begin Materials provided
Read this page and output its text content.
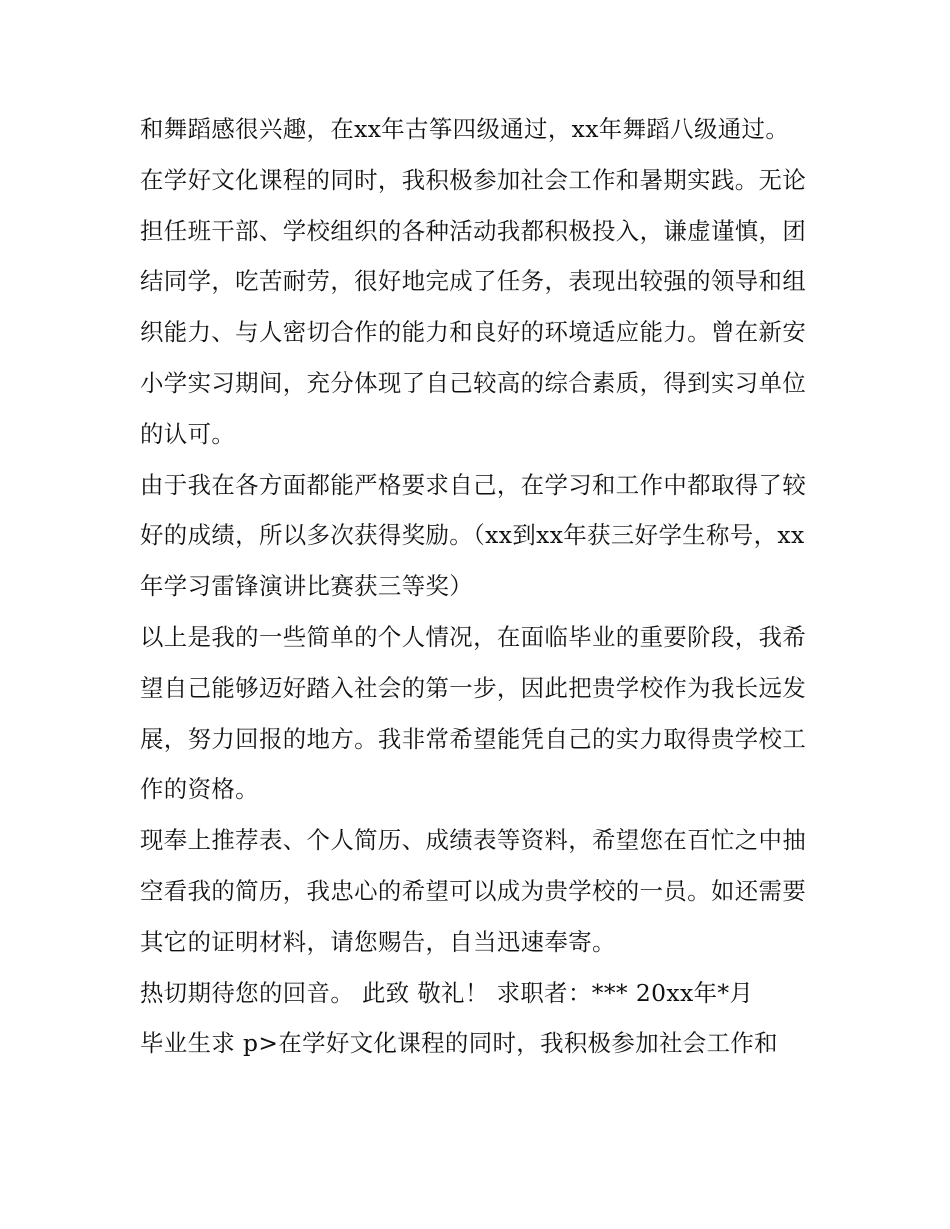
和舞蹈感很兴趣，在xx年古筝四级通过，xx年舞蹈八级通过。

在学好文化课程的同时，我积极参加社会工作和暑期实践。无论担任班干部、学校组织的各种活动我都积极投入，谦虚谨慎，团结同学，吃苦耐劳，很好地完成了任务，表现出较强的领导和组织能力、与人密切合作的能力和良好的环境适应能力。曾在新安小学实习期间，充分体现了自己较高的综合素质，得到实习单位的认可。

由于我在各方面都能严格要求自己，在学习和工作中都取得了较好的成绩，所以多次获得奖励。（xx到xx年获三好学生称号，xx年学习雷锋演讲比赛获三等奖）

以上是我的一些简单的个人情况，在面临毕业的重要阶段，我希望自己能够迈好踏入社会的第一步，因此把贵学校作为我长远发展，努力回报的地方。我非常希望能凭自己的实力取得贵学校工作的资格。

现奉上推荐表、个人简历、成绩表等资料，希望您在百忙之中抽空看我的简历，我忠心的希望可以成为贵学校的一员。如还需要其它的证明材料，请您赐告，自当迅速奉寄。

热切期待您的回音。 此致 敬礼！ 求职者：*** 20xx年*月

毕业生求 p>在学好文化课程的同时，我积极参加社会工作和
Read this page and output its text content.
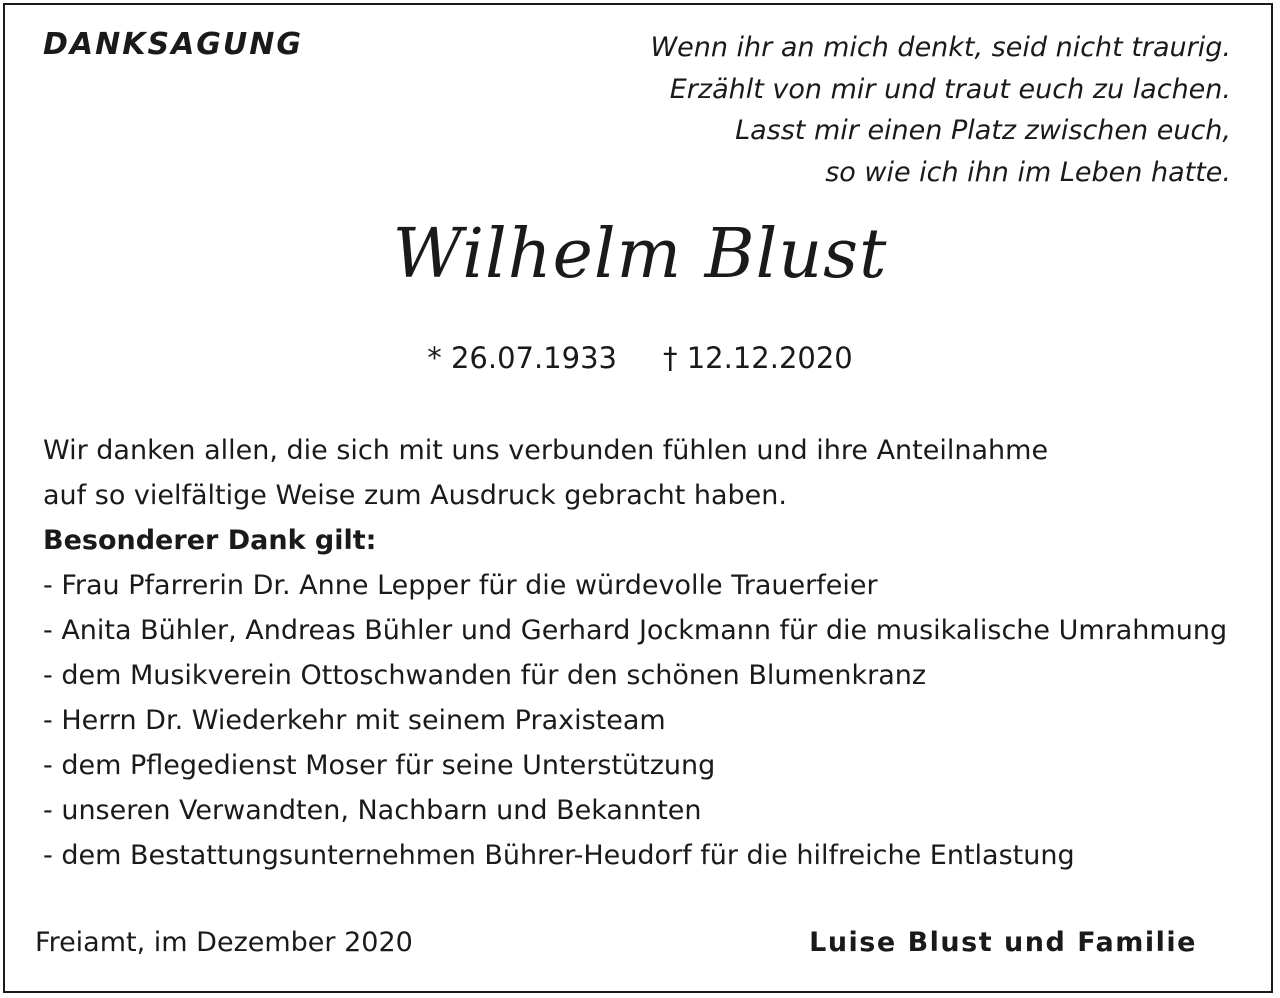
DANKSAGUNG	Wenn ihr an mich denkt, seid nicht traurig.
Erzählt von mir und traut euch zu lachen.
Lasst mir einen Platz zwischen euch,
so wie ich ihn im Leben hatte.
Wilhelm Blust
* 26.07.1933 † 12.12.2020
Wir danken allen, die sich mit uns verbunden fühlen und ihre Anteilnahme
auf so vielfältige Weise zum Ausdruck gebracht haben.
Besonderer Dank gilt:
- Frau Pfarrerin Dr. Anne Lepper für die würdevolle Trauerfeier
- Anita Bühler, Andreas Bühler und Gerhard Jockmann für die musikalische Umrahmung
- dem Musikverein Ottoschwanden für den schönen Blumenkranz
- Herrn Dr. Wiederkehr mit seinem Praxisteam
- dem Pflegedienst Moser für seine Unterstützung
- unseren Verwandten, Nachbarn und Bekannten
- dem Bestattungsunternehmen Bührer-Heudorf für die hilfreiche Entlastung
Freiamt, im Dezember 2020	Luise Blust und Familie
end Materials provided
→ The problem
Transcribe the material exactly, leaving every picture out.

→ Response to the task
Read this page and output its text content.
和舞蹈感很兴趣，在xx年古筝四级通过，xx年舞蹈八级通过。

在学好文化课程的同时，我积极参加社会工作和暑期实践。无论担任班干部、学校组织的各种活动我都积极投入，谦虚谨慎，团结同学，吃苦耐劳，很好地完成了任务，表现出较强的领导和组织能力、与人密切合作的能力和良好的环境适应能力。曾在新安小学实习期间，充分体现了自己较高的综合素质，得到实习单位的认可。

由于我在各方面都能严格要求自己，在学习和工作中都取得了较好的成绩，所以多次获得奖励。（xx到xx年获三好学生称号，xx年学习雷锋演讲比赛获三等奖）

以上是我的一些简单的个人情况，在面临毕业的重要阶段，我希望自己能够迈好踏入社会的第一步，因此把贵学校作为我长远发展，努力回报的地方。我非常希望能凭自己的实力取得贵学校工作的资格。

现奉上推荐表、个人简历、成绩表等资料，希望您在百忙之中抽空看我的简历，我忠心的希望可以成为贵学校的一员。如还需要其它的证明材料，请您赐告，自当迅速奉寄。

热切期待您的回音。 此致 敬礼！ 求职者：*** 20xx年*月

毕业生求 p>在学好文化课程的同时，我积极参加社会工作和
Read this page and output its text content.
DANKSAGUNG	Wenn ihr an mich denkt, seid nicht traurig.
Erzählt von mir und traut euch zu lachen.
Lasst mir einen Platz zwischen euch,
so wie ich ihn im Leben hatte.
Wilhelm Blust
* 26.07.1933 † 12.12.2020
Wir danken allen, die sich mit uns verbunden fühlen und ihre Anteilnahme
auf so vielfältige Weise zum Ausdruck gebracht haben.
Besonderer Dank gilt:
- Frau Pfarrerin Dr. Anne Lepper für die würdevolle Trauerfeier
- Anita Bühler, Andreas Bühler und Gerhard Jockmann für die musikalische Umrahmung
- dem Musikverein Ottoschwanden für den schönen Blumenkranz
- Herrn Dr. Wiederkehr mit seinem Praxisteam
- dem Pflegedienst Moser für seine Unterstützung
- unseren Verwandten, Nachbarn und Bekannten
- dem Bestattungsunternehmen Bührer-Heudorf für die hilfreiche Entlastung
Freiamt, im Dezember 2020	Luise Blust und Familie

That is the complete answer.